_What you will do_:
Can you reproduce every line of the material below, replacing "overhead console" with "roof console" and leaving everything else unchanged?
#####
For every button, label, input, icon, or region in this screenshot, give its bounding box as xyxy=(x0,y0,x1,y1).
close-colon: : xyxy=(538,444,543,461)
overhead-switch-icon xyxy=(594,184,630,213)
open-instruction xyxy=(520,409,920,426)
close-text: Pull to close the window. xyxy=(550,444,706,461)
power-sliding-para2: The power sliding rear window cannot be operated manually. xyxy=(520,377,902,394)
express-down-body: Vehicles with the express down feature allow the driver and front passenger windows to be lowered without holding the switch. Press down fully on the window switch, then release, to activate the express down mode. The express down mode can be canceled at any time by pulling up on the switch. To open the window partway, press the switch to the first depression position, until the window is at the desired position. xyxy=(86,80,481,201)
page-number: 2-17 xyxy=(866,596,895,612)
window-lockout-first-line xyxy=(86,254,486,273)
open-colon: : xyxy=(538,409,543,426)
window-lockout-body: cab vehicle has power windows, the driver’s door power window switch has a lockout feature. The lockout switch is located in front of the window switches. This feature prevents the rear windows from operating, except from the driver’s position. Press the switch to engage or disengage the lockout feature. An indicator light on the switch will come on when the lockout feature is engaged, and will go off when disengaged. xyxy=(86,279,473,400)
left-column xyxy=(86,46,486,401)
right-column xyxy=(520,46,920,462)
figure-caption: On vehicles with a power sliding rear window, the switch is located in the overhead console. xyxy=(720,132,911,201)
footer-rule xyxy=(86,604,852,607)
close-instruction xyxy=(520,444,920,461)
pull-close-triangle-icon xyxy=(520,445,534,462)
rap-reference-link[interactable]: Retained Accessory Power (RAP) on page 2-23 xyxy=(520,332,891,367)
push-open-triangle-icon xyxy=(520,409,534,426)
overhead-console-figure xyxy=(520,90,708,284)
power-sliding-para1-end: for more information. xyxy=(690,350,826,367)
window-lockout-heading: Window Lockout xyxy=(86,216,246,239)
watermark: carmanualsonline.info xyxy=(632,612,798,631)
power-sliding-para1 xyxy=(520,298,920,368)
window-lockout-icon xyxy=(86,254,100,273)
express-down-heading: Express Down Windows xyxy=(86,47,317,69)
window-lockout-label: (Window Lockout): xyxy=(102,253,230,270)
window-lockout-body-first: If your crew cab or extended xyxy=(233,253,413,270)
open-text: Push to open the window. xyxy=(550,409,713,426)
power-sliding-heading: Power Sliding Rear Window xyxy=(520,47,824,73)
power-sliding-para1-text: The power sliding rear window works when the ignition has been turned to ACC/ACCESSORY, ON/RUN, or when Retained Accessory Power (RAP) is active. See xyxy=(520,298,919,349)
#####
_Answer below_:
For every button, label, input, icon, or region in this screenshot, give its bounding box as xyxy=(x0,y0,x1,y1).
close-colon: : xyxy=(538,444,543,461)
overhead-switch-icon xyxy=(594,184,630,213)
open-instruction xyxy=(520,409,920,426)
close-text: Pull to close the window. xyxy=(550,444,706,461)
power-sliding-para2: The power sliding rear window cannot be operated manually. xyxy=(520,377,902,394)
express-down-body: Vehicles with the express down feature allow the driver and front passenger windows to be lowered without holding the switch. Press down fully on the window switch, then release, to activate the express down mode. The express down mode can be canceled at any time by pulling up on the switch. To open the window partway, press the switch to the first depression position, until the window is at the desired position. xyxy=(86,80,481,201)
page-number: 2-17 xyxy=(866,596,895,612)
window-lockout-first-line xyxy=(86,254,486,273)
open-colon: : xyxy=(538,409,543,426)
window-lockout-body: cab vehicle has power windows, the driver’s door power window switch has a lockout feature. The lockout switch is located in front of the window switches. This feature prevents the rear windows from operating, except from the driver’s position. Press the switch to engage or disengage the lockout feature. An indicator light on the switch will come on when the lockout feature is engaged, and will go off when disengaged. xyxy=(86,279,473,400)
left-column xyxy=(86,46,486,401)
right-column xyxy=(520,46,920,462)
figure-caption: On vehicles with a power sliding rear window, the switch is located in the roof console. xyxy=(720,132,911,201)
footer-rule xyxy=(86,604,852,607)
close-instruction xyxy=(520,444,920,461)
pull-close-triangle-icon xyxy=(520,445,534,462)
rap-reference-link[interactable]: Retained Accessory Power (RAP) on page 2-23 xyxy=(520,332,891,367)
push-open-triangle-icon xyxy=(520,409,534,426)
overhead-console-figure xyxy=(520,90,708,284)
power-sliding-para1-end: for more information. xyxy=(690,350,826,367)
window-lockout-heading: Window Lockout xyxy=(86,216,246,239)
watermark: carmanualsonline.info xyxy=(632,612,798,631)
power-sliding-para1 xyxy=(520,298,920,368)
window-lockout-icon xyxy=(86,254,100,273)
express-down-heading: Express Down Windows xyxy=(86,47,317,69)
window-lockout-label: (Window Lockout): xyxy=(102,253,230,270)
window-lockout-body-first: If your crew cab or extended xyxy=(233,253,413,270)
open-text: Push to open the window. xyxy=(550,409,713,426)
power-sliding-heading: Power Sliding Rear Window xyxy=(520,47,824,73)
power-sliding-para1-text: The power sliding rear window works when the ignition has been turned to ACC/ACCESSORY, ON/RUN, or when Retained Accessory Power (RAP) is active. See xyxy=(520,298,919,349)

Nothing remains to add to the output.